--- begin Records provided ---

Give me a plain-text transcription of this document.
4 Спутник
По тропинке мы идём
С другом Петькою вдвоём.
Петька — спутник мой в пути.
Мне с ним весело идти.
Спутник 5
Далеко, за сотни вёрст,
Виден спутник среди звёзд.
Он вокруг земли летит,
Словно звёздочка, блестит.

--- end Records provided ---

### Requirement
Every record shown above should be written out again exactly.

### Written response
Give me a plain-text transcription of this document.
4 Спутник
По тропинке мы идём
С другом Петькою вдвоём.
Петька — спутник мой в пути.
Мне с ним весело идти.
Спутник 5
Далеко, за сотни вёрст,
Виден спутник среди звёзд.
Он вокруг земли летит,
Словно звёздочка, блестит.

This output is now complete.